:: Written instruction ::
Return each line of the data below verbatim; pictures are to be left out.

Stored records
──────
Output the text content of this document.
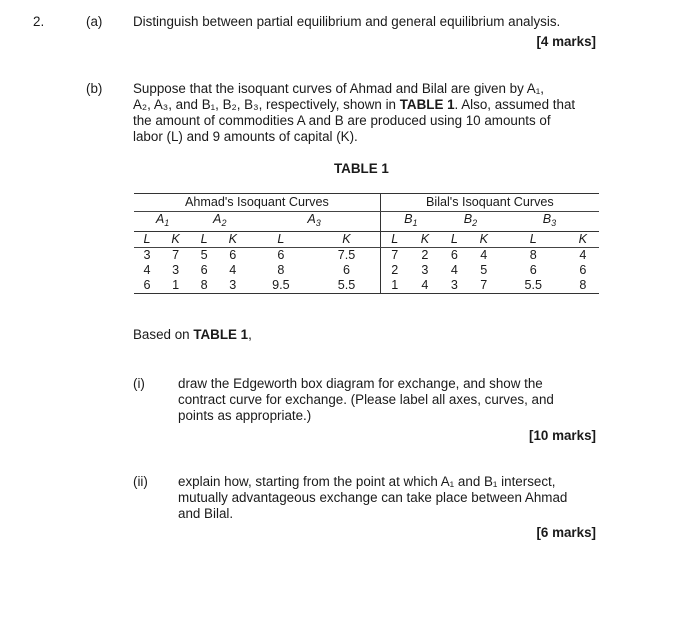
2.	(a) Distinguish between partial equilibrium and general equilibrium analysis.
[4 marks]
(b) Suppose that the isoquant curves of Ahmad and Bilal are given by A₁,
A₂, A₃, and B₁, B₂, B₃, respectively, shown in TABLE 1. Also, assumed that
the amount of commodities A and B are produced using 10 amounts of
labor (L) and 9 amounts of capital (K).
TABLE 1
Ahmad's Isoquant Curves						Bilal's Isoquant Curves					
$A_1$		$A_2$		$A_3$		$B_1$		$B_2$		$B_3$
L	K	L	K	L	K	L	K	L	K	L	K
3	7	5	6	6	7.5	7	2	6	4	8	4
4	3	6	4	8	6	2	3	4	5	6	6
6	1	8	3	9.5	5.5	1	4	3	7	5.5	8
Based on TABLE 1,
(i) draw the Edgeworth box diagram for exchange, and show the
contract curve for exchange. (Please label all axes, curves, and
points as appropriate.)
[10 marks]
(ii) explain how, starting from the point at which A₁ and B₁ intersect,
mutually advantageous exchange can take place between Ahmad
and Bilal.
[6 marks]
──────
:: Written answer ::
Output the text content of this document.
2.	(a) Distinguish between partial equilibrium and general equilibrium analysis.
[4 marks]
(b) Suppose that the isoquant curves of Ahmad and Bilal are given by A₁,
A₂, A₃, and B₁, B₂, B₃, respectively, shown in TABLE 1. Also, assumed that
the amount of commodities A and B are produced using 10 amounts of
labor (L) and 9 amounts of capital (K).
TABLE 1
Ahmad's Isoquant Curves						Bilal's Isoquant Curves					
$A_1$		$A_2$		$A_3$		$B_1$		$B_2$		$B_3$
L	K	L	K	L	K	L	K	L	K	L	K
3	7	5	6	6	7.5	7	2	6	4	8	4
4	3	6	4	8	6	2	3	4	5	6	6
6	1	8	3	9.5	5.5	1	4	3	7	5.5	8
Based on TABLE 1,
(i) draw the Edgeworth box diagram for exchange, and show the
contract curve for exchange. (Please label all axes, curves, and
points as appropriate.)
[10 marks]
(ii) explain how, starting from the point at which A₁ and B₁ intersect,
mutually advantageous exchange can take place between Ahmad
and Bilal.
[6 marks]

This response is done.